# SET PROBLEM:
Your task is to repeat the entries exactly. Leave the pictures out.

# Stored records:

===============

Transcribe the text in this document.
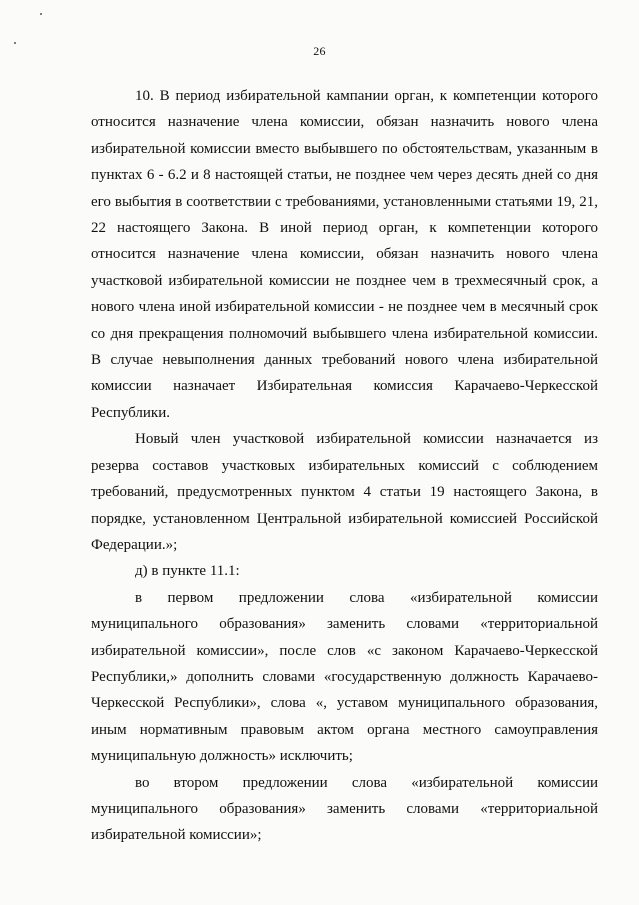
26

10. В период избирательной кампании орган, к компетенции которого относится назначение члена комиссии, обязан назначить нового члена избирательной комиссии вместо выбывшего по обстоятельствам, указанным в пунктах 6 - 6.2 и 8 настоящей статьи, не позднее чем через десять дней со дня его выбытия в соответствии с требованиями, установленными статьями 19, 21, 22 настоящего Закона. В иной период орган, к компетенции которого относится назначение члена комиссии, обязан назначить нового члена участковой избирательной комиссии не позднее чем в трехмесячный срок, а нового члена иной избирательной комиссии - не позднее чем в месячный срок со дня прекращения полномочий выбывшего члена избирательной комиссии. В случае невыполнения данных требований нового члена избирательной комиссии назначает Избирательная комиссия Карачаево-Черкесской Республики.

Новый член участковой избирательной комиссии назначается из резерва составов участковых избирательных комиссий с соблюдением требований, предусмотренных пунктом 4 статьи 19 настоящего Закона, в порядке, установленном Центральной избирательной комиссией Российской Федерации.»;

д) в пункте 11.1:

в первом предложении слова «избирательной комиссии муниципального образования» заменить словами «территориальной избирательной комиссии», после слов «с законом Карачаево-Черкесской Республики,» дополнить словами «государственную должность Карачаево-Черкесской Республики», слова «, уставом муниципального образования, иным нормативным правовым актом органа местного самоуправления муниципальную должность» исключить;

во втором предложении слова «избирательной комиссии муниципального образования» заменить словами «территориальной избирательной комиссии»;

===============

# EXERCISE RESPONSE:
Transcribe the text in this document.
26

10. В период избирательной кампании орган, к компетенции которого относится назначение члена комиссии, обязан назначить нового члена избирательной комиссии вместо выбывшего по обстоятельствам, указанным в пунктах 6 - 6.2 и 8 настоящей статьи, не позднее чем через десять дней со дня его выбытия в соответствии с требованиями, установленными статьями 19, 21, 22 настоящего Закона. В иной период орган, к компетенции которого относится назначение члена комиссии, обязан назначить нового члена участковой избирательной комиссии не позднее чем в трехмесячный срок, а нового члена иной избирательной комиссии - не позднее чем в месячный срок со дня прекращения полномочий выбывшего члена избирательной комиссии. В случае невыполнения данных требований нового члена избирательной комиссии назначает Избирательная комиссия Карачаево-Черкесской Республики.

Новый член участковой избирательной комиссии назначается из резерва составов участковых избирательных комиссий с соблюдением требований, предусмотренных пунктом 4 статьи 19 настоящего Закона, в порядке, установленном Центральной избирательной комиссией Российской Федерации.»;

д) в пункте 11.1:

в первом предложении слова «избирательной комиссии муниципального образования» заменить словами «территориальной избирательной комиссии», после слов «с законом Карачаево-Черкесской Республики,» дополнить словами «государственную должность Карачаево-Черкесской Республики», слова «, уставом муниципального образования, иным нормативным правовым актом органа местного самоуправления муниципальную должность» исключить;

во втором предложении слова «избирательной комиссии муниципального образования» заменить словами «территориальной избирательной комиссии»;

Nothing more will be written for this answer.